— start of Supplied data —

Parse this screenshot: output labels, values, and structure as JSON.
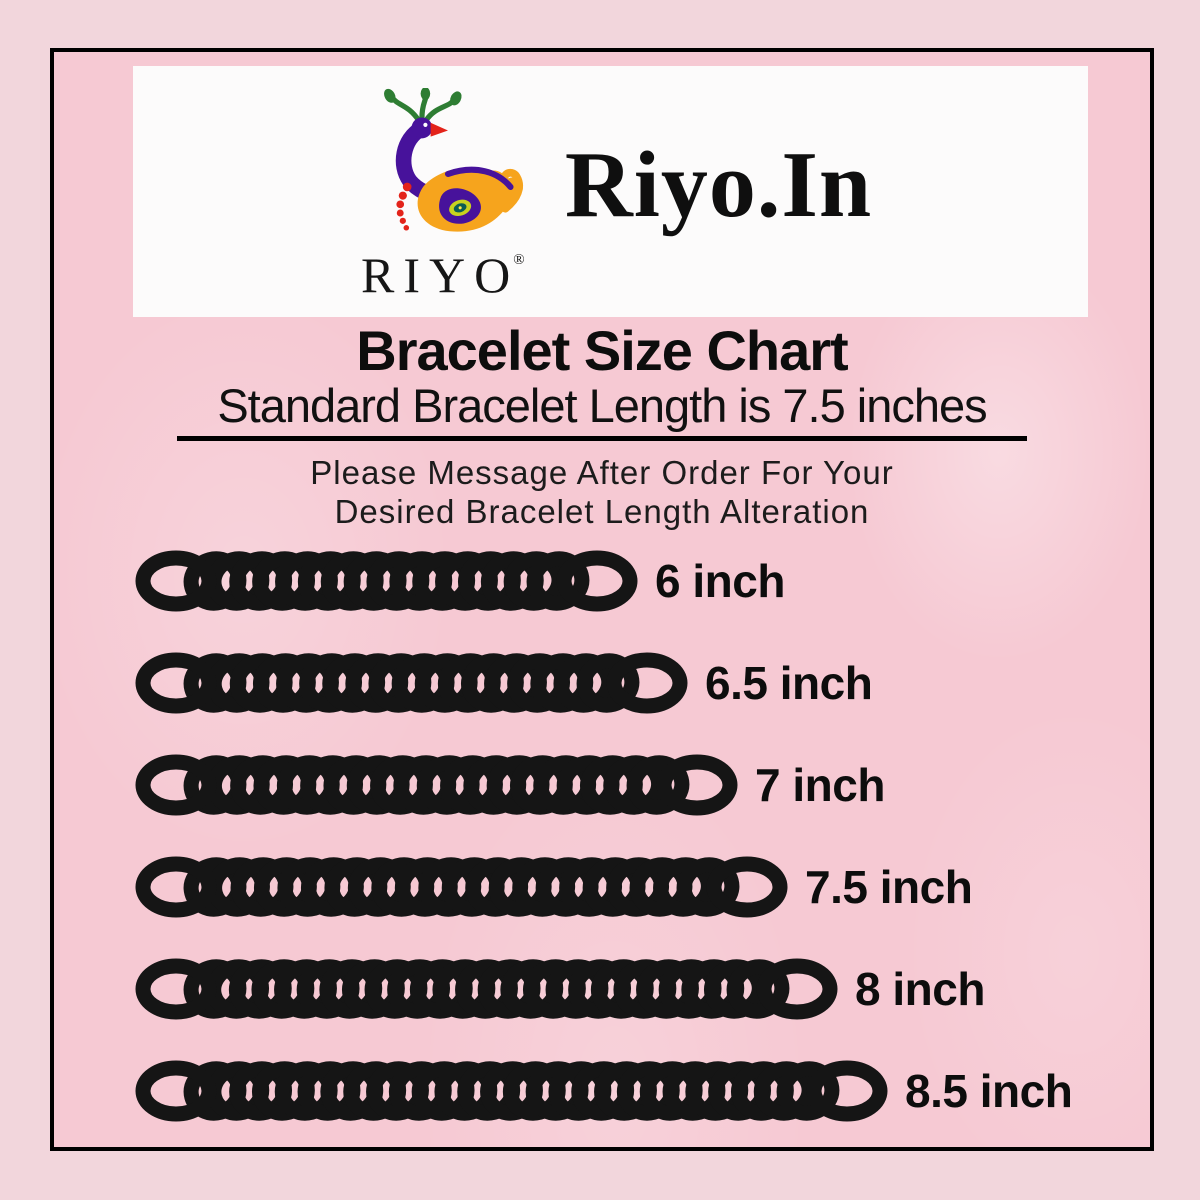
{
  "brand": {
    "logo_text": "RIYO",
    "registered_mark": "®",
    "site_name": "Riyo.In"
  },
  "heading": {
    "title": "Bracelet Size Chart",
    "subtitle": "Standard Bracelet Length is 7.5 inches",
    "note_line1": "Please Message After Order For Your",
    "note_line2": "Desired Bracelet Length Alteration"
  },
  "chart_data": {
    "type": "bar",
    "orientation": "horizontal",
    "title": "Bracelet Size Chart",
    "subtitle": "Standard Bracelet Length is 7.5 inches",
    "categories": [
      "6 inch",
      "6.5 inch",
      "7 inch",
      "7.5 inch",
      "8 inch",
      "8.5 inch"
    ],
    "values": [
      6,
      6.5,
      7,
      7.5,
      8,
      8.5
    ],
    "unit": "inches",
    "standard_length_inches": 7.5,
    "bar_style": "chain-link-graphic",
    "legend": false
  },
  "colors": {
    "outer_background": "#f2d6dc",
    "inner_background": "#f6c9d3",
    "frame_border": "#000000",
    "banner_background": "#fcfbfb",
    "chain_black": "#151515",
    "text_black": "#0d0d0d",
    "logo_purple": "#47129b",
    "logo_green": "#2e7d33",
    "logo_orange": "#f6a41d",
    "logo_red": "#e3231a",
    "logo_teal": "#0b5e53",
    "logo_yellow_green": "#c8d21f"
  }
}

— end of Supplied data —
— start of Supplied data —

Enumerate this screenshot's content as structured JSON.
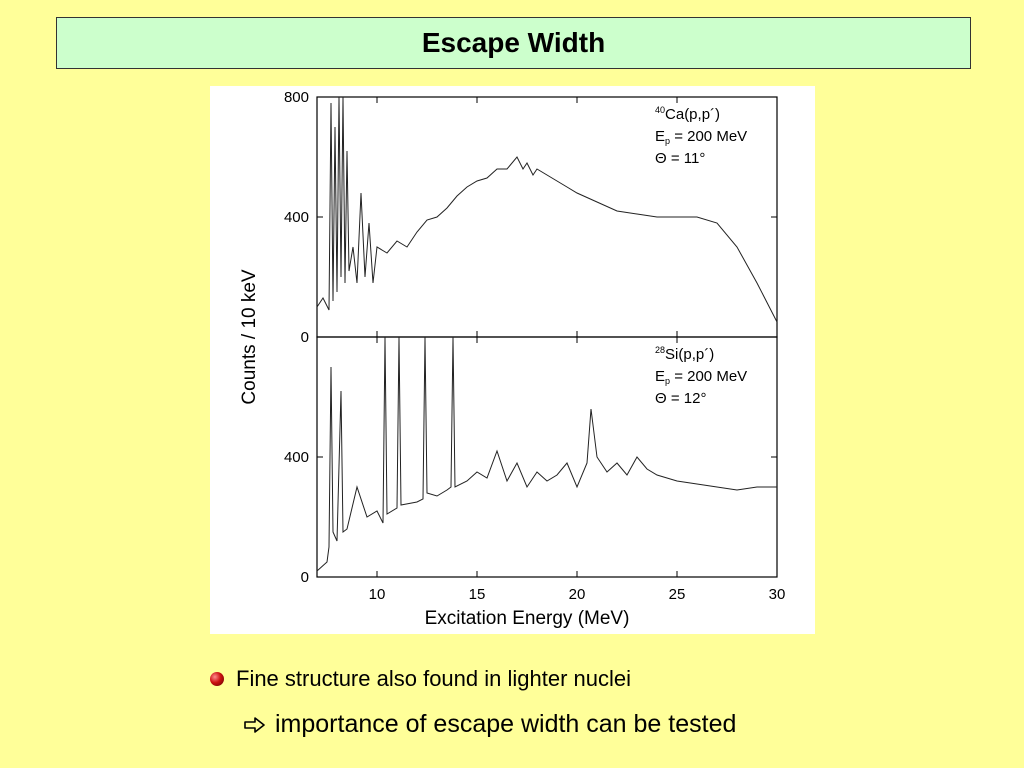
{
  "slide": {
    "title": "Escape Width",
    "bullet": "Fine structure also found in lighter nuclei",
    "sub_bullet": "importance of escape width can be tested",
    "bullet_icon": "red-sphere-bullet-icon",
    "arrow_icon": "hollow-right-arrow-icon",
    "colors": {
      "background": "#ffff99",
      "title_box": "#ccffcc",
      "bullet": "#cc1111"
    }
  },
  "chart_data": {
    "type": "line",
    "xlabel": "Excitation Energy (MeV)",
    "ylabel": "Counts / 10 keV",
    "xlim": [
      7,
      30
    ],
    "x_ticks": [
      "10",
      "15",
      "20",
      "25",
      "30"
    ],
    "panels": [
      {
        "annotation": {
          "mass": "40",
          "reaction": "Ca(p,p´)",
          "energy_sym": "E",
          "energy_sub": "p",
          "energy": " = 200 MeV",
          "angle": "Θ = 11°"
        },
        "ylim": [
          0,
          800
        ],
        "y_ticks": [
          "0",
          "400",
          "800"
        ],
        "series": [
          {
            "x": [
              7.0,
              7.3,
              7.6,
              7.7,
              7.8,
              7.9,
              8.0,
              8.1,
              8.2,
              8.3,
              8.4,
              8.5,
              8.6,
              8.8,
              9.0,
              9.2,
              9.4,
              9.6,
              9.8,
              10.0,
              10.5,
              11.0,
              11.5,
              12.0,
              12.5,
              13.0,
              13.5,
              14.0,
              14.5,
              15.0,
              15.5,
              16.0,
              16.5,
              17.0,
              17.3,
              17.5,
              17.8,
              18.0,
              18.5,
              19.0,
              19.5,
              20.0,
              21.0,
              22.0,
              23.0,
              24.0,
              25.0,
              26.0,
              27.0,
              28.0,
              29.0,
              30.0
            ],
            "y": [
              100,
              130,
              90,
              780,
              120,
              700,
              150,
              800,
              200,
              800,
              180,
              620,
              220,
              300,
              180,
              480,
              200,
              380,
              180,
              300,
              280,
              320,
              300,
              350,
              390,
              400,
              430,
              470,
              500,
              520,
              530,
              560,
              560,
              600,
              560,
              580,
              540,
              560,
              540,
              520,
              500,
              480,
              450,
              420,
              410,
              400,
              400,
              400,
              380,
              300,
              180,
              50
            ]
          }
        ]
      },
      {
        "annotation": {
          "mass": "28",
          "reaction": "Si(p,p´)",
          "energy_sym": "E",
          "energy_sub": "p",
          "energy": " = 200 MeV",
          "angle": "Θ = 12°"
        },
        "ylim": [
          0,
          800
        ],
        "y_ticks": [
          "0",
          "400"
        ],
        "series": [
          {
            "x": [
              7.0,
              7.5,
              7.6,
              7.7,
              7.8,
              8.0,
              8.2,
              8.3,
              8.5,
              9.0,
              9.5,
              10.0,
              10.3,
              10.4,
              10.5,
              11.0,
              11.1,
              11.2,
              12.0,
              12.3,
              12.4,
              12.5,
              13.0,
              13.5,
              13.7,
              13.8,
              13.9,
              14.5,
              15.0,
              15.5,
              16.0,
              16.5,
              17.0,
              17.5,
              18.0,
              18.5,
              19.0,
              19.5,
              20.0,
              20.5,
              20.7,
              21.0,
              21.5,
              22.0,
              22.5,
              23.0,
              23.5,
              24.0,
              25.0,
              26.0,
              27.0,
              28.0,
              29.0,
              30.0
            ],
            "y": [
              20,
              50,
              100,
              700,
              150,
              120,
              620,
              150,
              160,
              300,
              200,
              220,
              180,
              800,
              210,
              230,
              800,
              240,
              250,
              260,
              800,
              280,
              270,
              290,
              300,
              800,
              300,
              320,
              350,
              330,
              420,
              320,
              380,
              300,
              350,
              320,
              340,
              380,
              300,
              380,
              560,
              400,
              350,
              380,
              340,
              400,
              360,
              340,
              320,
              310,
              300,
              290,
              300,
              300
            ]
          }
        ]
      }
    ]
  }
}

— end of Supplied data —

■ Exercise: Choose all lines containing the string "JSON" and copy them out.

■ Result of this task:
Parse this screenshot: output labels, values, and structure as JSON.
Enumerate this screenshot's content as structured JSON.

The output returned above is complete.